What to work on – From the entries below, extract every line that includes the word "true".

Data provided –
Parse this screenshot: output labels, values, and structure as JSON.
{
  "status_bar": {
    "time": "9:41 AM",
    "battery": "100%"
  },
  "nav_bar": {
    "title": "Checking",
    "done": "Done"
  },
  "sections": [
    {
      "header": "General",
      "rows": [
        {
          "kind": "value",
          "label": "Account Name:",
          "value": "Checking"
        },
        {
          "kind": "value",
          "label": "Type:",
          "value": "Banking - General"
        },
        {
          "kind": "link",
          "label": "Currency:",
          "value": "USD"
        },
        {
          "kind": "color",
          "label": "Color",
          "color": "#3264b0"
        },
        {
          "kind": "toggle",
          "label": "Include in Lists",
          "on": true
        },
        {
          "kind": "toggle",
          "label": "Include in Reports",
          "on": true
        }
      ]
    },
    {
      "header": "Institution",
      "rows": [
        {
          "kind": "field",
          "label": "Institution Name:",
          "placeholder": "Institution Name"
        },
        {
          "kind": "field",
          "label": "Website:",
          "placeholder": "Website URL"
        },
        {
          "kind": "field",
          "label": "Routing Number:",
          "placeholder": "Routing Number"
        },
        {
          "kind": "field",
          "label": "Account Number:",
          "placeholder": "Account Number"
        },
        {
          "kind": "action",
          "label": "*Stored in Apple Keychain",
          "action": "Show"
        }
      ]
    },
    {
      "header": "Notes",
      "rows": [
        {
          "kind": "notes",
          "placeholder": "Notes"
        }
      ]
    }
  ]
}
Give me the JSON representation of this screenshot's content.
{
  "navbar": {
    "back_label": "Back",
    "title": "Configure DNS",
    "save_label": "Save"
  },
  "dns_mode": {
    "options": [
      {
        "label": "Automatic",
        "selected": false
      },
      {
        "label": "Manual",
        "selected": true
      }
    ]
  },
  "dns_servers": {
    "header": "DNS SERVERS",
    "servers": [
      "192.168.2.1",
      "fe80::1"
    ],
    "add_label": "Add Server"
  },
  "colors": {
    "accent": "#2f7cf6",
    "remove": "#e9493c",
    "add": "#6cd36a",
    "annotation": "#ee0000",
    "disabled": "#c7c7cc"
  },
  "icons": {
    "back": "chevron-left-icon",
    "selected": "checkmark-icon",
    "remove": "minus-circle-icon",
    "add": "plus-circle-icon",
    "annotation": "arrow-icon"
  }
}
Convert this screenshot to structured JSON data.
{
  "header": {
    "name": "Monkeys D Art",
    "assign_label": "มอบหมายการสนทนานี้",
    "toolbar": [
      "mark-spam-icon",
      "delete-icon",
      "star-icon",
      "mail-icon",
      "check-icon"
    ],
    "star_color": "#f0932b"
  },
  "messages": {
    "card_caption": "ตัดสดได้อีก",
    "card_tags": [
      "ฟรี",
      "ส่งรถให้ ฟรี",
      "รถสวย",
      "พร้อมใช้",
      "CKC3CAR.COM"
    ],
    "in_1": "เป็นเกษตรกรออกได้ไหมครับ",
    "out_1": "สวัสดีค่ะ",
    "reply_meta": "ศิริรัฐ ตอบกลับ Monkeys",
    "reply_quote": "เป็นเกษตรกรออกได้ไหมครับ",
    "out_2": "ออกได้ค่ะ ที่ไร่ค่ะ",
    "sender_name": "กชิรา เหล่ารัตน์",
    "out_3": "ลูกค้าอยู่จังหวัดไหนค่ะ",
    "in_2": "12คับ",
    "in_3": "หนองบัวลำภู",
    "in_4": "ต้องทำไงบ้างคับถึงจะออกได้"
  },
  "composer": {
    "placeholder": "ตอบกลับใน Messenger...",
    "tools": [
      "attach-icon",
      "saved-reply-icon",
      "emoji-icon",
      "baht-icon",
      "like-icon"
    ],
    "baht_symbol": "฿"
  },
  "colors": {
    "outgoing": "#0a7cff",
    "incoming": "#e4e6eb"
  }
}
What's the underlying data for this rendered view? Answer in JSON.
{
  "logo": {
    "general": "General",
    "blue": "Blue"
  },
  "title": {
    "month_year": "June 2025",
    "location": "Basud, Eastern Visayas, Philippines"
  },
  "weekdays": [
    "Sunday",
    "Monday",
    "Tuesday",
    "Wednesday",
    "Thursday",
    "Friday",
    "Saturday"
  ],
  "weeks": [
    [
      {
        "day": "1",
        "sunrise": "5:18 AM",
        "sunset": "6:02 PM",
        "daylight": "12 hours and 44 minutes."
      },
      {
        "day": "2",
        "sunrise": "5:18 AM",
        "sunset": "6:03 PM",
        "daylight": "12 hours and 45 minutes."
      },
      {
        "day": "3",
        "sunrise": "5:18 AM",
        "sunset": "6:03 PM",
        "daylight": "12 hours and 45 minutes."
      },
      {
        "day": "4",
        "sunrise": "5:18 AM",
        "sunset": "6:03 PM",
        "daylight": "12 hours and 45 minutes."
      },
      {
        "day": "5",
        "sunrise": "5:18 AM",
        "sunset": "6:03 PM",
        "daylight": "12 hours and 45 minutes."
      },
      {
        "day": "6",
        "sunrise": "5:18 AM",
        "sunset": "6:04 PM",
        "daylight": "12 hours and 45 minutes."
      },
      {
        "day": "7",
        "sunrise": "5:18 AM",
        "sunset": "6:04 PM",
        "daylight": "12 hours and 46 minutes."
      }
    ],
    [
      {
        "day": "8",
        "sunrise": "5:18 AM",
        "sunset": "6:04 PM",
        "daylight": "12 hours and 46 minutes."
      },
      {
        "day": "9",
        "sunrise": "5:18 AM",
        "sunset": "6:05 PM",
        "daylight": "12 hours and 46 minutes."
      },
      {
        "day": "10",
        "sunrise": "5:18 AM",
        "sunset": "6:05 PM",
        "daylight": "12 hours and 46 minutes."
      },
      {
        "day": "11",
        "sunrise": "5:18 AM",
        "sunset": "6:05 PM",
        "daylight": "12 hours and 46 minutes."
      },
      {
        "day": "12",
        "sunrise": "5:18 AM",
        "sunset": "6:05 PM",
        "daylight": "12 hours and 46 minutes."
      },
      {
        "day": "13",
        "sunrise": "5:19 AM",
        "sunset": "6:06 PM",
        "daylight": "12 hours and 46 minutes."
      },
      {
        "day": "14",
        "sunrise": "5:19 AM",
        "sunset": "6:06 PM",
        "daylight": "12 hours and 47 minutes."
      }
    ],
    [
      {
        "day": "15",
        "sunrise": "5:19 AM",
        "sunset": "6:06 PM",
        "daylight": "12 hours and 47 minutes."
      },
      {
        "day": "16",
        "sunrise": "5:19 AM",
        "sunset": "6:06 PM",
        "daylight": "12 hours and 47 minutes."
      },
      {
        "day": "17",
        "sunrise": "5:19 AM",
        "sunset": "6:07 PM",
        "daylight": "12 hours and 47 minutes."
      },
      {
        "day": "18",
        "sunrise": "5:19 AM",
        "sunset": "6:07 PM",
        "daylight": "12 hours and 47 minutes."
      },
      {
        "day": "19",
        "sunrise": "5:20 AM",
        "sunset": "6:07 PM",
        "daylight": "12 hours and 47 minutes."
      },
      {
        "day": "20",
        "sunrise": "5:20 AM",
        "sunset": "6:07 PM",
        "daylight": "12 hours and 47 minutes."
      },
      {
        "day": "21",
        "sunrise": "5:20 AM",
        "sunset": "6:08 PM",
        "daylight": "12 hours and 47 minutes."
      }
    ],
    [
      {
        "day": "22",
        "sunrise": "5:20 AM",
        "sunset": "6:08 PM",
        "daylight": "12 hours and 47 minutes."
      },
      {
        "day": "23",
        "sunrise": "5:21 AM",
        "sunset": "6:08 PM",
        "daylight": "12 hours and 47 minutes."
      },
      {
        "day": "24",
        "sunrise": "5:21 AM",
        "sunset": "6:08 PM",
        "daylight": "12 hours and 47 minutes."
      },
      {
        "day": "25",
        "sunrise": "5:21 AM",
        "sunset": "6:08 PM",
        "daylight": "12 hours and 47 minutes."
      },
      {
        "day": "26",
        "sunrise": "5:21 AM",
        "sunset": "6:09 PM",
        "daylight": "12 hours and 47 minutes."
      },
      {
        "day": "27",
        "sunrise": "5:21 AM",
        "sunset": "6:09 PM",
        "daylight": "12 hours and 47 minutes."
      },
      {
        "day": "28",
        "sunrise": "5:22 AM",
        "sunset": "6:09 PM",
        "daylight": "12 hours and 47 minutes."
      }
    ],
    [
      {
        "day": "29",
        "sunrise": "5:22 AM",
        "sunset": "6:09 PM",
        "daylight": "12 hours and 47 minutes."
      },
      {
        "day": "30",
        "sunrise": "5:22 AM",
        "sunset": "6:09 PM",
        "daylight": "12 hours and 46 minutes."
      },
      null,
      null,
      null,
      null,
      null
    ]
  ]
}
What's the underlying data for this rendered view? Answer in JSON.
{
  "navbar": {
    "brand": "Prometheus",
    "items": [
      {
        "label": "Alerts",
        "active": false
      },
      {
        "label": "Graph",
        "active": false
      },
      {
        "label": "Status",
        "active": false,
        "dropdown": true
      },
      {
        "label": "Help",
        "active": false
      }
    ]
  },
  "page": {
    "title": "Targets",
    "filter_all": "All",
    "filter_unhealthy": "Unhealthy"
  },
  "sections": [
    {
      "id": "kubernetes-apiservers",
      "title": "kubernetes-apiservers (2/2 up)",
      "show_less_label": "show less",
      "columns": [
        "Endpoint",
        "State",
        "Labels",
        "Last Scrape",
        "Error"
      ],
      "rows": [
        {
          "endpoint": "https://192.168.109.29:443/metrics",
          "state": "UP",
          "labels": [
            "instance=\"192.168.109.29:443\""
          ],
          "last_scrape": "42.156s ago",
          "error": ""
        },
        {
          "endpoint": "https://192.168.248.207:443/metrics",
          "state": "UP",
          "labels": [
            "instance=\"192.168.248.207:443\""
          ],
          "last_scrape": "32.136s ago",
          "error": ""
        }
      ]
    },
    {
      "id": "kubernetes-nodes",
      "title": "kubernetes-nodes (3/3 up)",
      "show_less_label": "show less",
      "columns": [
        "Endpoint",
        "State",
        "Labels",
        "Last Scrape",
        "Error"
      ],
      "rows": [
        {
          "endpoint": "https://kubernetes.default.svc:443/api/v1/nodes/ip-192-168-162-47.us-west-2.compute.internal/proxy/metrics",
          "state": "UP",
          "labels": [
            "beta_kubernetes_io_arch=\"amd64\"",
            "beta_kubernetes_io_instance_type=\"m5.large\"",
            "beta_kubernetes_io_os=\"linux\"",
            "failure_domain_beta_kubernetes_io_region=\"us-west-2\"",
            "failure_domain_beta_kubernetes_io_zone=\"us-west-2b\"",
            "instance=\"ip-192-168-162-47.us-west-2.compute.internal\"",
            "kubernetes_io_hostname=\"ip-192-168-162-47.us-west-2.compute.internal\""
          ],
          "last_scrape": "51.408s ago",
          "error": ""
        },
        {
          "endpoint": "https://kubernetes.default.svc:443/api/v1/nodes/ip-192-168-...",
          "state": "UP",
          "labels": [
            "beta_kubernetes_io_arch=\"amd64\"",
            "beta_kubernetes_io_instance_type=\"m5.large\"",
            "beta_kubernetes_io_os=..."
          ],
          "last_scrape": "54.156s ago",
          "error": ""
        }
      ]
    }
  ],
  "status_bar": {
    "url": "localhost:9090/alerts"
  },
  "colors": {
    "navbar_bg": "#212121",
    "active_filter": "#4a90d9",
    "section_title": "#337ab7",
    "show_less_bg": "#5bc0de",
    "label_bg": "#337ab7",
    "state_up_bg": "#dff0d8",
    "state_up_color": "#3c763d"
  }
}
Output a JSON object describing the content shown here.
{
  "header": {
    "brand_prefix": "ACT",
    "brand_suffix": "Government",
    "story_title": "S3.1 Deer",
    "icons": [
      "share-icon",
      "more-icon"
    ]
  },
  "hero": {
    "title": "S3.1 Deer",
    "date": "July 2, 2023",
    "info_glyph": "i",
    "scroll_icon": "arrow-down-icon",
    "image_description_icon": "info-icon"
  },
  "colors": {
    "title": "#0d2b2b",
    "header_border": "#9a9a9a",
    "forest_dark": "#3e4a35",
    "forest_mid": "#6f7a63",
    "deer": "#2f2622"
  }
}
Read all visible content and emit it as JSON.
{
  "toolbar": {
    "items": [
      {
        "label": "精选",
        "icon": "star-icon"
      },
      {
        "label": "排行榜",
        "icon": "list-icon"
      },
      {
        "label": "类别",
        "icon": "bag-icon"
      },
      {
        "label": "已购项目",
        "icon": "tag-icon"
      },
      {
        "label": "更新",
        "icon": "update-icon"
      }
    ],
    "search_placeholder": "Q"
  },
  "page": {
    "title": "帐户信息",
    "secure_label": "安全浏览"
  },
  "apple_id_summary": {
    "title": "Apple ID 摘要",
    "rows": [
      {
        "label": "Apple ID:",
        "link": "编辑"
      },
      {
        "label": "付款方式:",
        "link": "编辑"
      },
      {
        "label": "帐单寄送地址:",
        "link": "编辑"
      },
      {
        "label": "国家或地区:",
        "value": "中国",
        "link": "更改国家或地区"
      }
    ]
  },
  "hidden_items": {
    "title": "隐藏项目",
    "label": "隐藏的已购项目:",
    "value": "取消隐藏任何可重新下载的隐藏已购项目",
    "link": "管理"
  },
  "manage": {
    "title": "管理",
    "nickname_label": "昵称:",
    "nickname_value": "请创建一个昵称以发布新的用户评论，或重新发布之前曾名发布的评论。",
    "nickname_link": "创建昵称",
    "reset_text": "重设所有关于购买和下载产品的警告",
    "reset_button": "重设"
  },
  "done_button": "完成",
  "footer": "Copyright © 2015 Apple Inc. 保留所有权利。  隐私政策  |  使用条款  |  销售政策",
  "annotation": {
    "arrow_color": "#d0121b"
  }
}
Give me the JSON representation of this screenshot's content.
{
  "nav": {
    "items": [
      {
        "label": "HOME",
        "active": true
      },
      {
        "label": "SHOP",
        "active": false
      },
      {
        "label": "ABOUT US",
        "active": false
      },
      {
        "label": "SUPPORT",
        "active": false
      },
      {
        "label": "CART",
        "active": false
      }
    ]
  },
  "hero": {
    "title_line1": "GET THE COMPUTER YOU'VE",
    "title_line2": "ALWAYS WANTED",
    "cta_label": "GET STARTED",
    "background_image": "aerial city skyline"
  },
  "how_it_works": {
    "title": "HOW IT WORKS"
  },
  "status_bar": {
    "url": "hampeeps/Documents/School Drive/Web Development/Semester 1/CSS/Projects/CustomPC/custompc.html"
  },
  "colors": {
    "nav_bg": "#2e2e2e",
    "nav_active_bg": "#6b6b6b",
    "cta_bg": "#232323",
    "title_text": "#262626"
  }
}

Output below –
          "on": true
          "on": true
        "selected": true
        "dropdown": true
        "active": true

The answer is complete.